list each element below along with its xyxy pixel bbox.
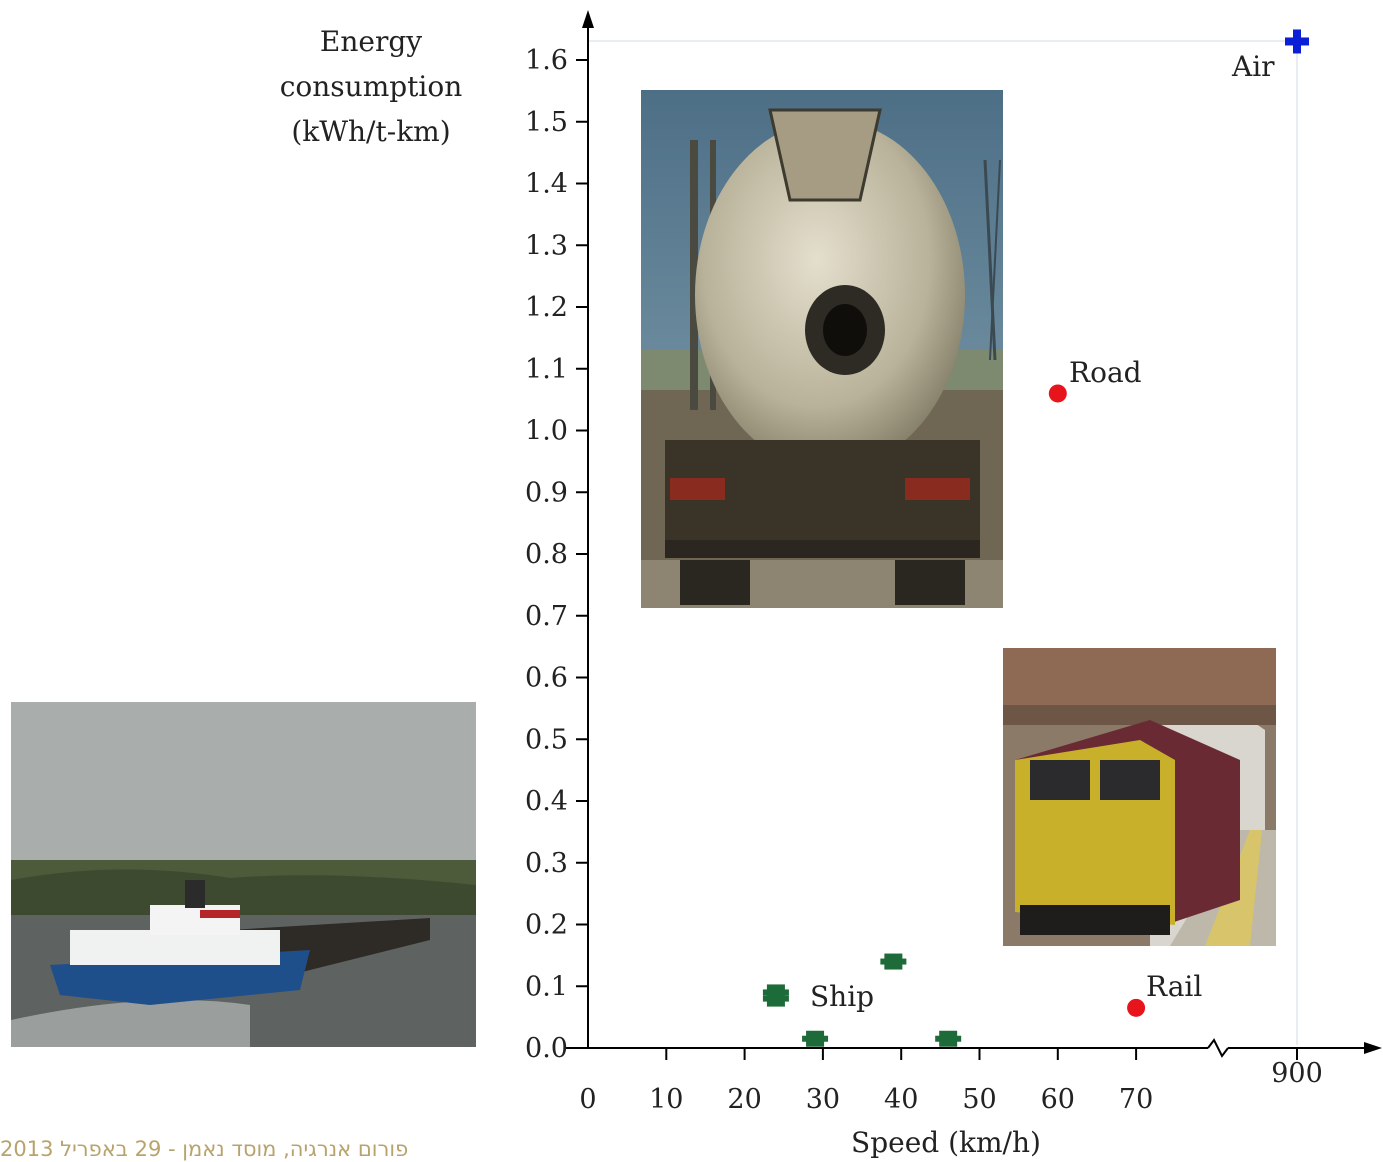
x-tick-label-900: 900 bbox=[1271, 1058, 1323, 1089]
point-ship-bar bbox=[935, 1035, 962, 1042]
y-axis-title-line1: Energy bbox=[320, 25, 422, 58]
y-tick-label: 1.1 bbox=[525, 354, 568, 385]
y-ticks: 0.0 0.1 0.2 0.3 0.4 0.5 0.6 0.7 0.8 0.9 1.0 1.1 1.2 1… bbox=[525, 45, 588, 1064]
y-tick-label: 0.8 bbox=[525, 539, 568, 570]
point-ship-bar bbox=[880, 958, 907, 965]
x-axis bbox=[565, 1038, 1382, 1058]
y-tick-label: 0.4 bbox=[525, 786, 568, 817]
y-tick-label: 1.4 bbox=[525, 169, 568, 200]
y-tick-label: 0.5 bbox=[525, 724, 568, 755]
point-ship bbox=[935, 1030, 962, 1047]
label-rail: Rail bbox=[1146, 970, 1202, 1003]
y-axis bbox=[582, 10, 594, 1048]
point-air-h bbox=[1285, 37, 1309, 46]
y-axis-title-line2: consumption bbox=[280, 70, 463, 103]
x-tick-label: 50 bbox=[962, 1084, 996, 1115]
x-axis-arrow bbox=[1364, 1042, 1382, 1054]
y-axis-arrow bbox=[582, 10, 594, 28]
ship-photo bbox=[11, 702, 476, 1047]
x-ticks: 0 10 20 30 40 50 60 70 900 bbox=[579, 1048, 1323, 1115]
point-ship bbox=[880, 953, 907, 970]
y-tick-label: 1.6 bbox=[525, 45, 568, 76]
y-tick-label: 0.6 bbox=[525, 663, 568, 694]
label-air: Air bbox=[1231, 50, 1275, 83]
x-tick-label: 40 bbox=[884, 1084, 918, 1115]
x-tick-label: 70 bbox=[1119, 1084, 1153, 1115]
y-tick-label: 0.3 bbox=[525, 848, 568, 879]
x-tick-label: 30 bbox=[806, 1084, 840, 1115]
x-tick-label: 20 bbox=[727, 1084, 761, 1115]
y-axis-title: Energy consumption (kWh/t-km) bbox=[280, 25, 463, 148]
x-axis-break bbox=[1207, 1038, 1229, 1058]
x-axis-title: Speed (km/h) bbox=[851, 1126, 1041, 1159]
truck-photo bbox=[641, 90, 1003, 608]
point-ship bbox=[762, 990, 789, 1007]
footer-text: פורום אנרגיה, מוסד נאמן - 29 באפריל 2013 bbox=[0, 1137, 409, 1161]
y-tick-label: 0.2 bbox=[525, 910, 568, 941]
y-tick-label: 1.5 bbox=[525, 107, 568, 138]
label-road: Road bbox=[1069, 356, 1142, 389]
data-points bbox=[762, 29, 1309, 1047]
y-tick-label: 1.3 bbox=[525, 230, 568, 261]
x-tick-label: 10 bbox=[649, 1084, 683, 1115]
y-tick-label: 1.0 bbox=[525, 416, 568, 447]
y-axis-title-line3: (kWh/t-km) bbox=[291, 115, 450, 148]
train-photo bbox=[1003, 648, 1276, 946]
point-ship-bar bbox=[762, 995, 789, 1002]
point-road bbox=[1048, 384, 1067, 403]
x-tick-label: 60 bbox=[1041, 1084, 1075, 1115]
y-tick-label: 0.7 bbox=[525, 601, 568, 632]
point-rail bbox=[1127, 998, 1146, 1017]
y-tick-label: 1.2 bbox=[525, 292, 568, 323]
y-tick-label: 0.9 bbox=[525, 477, 568, 508]
label-ship: Ship bbox=[810, 980, 874, 1013]
point-air bbox=[1285, 29, 1309, 54]
y-tick-label: 0.0 bbox=[525, 1033, 568, 1064]
point-ship-bar bbox=[802, 1035, 829, 1042]
x-tick-label: 0 bbox=[579, 1084, 596, 1115]
y-tick-label: 0.1 bbox=[525, 971, 568, 1002]
point-ship bbox=[802, 1030, 829, 1047]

REQUEST
Reproduce the records above line for line, without changing anything, and leave the picture out of your copy.

TASK RESULT
list each element below along with its xyxy pixel bbox.
x-tick-label-900: 900 bbox=[1271, 1058, 1323, 1089]
point-ship-bar bbox=[935, 1035, 962, 1042]
y-axis-title-line1: Energy bbox=[320, 25, 422, 58]
y-tick-label: 1.1 bbox=[525, 354, 568, 385]
y-ticks: 0.0 0.1 0.2 0.3 0.4 0.5 0.6 0.7 0.8 0.9 1.0 1.1 1.2 1… bbox=[525, 45, 588, 1064]
y-tick-label: 0.8 bbox=[525, 539, 568, 570]
point-ship-bar bbox=[880, 958, 907, 965]
x-axis bbox=[565, 1038, 1382, 1058]
y-tick-label: 0.4 bbox=[525, 786, 568, 817]
y-tick-label: 1.4 bbox=[525, 169, 568, 200]
y-tick-label: 0.5 bbox=[525, 724, 568, 755]
point-ship bbox=[935, 1030, 962, 1047]
label-rail: Rail bbox=[1146, 970, 1202, 1003]
y-axis bbox=[582, 10, 594, 1048]
point-air-h bbox=[1285, 37, 1309, 46]
y-axis-title-line2: consumption bbox=[280, 70, 463, 103]
x-tick-label: 50 bbox=[962, 1084, 996, 1115]
x-axis-arrow bbox=[1364, 1042, 1382, 1054]
y-axis-arrow bbox=[582, 10, 594, 28]
ship-photo bbox=[11, 702, 476, 1047]
x-ticks: 0 10 20 30 40 50 60 70 900 bbox=[579, 1048, 1323, 1115]
point-ship bbox=[880, 953, 907, 970]
y-tick-label: 1.6 bbox=[525, 45, 568, 76]
y-tick-label: 0.6 bbox=[525, 663, 568, 694]
label-air: Air bbox=[1231, 50, 1275, 83]
x-tick-label: 40 bbox=[884, 1084, 918, 1115]
x-tick-label: 70 bbox=[1119, 1084, 1153, 1115]
y-tick-label: 0.3 bbox=[525, 848, 568, 879]
x-tick-label: 30 bbox=[806, 1084, 840, 1115]
x-tick-label: 20 bbox=[727, 1084, 761, 1115]
y-axis-title: Energy consumption (kWh/t-km) bbox=[280, 25, 463, 148]
x-axis-break bbox=[1207, 1038, 1229, 1058]
x-axis-title: Speed (km/h) bbox=[851, 1126, 1041, 1159]
truck-photo bbox=[641, 90, 1003, 608]
point-ship bbox=[762, 990, 789, 1007]
footer-text: פורום אנרגיה, מוסד נאמן - 29 באפריל 2013 bbox=[0, 1137, 409, 1161]
y-tick-label: 0.2 bbox=[525, 910, 568, 941]
y-tick-label: 1.5 bbox=[525, 107, 568, 138]
label-road: Road bbox=[1069, 356, 1142, 389]
data-points bbox=[762, 29, 1309, 1047]
y-tick-label: 1.3 bbox=[525, 230, 568, 261]
x-tick-label: 10 bbox=[649, 1084, 683, 1115]
y-tick-label: 1.0 bbox=[525, 416, 568, 447]
y-axis-title-line3: (kWh/t-km) bbox=[291, 115, 450, 148]
train-photo bbox=[1003, 648, 1276, 946]
point-ship-bar bbox=[762, 995, 789, 1002]
point-road bbox=[1048, 384, 1067, 403]
x-tick-label: 60 bbox=[1041, 1084, 1075, 1115]
y-tick-label: 0.7 bbox=[525, 601, 568, 632]
point-rail bbox=[1127, 998, 1146, 1017]
y-tick-label: 1.2 bbox=[525, 292, 568, 323]
y-tick-label: 0.9 bbox=[525, 477, 568, 508]
label-ship: Ship bbox=[810, 980, 874, 1013]
point-air bbox=[1285, 29, 1309, 54]
y-tick-label: 0.0 bbox=[525, 1033, 568, 1064]
point-ship-bar bbox=[802, 1035, 829, 1042]
x-tick-label: 0 bbox=[579, 1084, 596, 1115]
y-tick-label: 0.1 bbox=[525, 971, 568, 1002]
point-ship bbox=[802, 1030, 829, 1047]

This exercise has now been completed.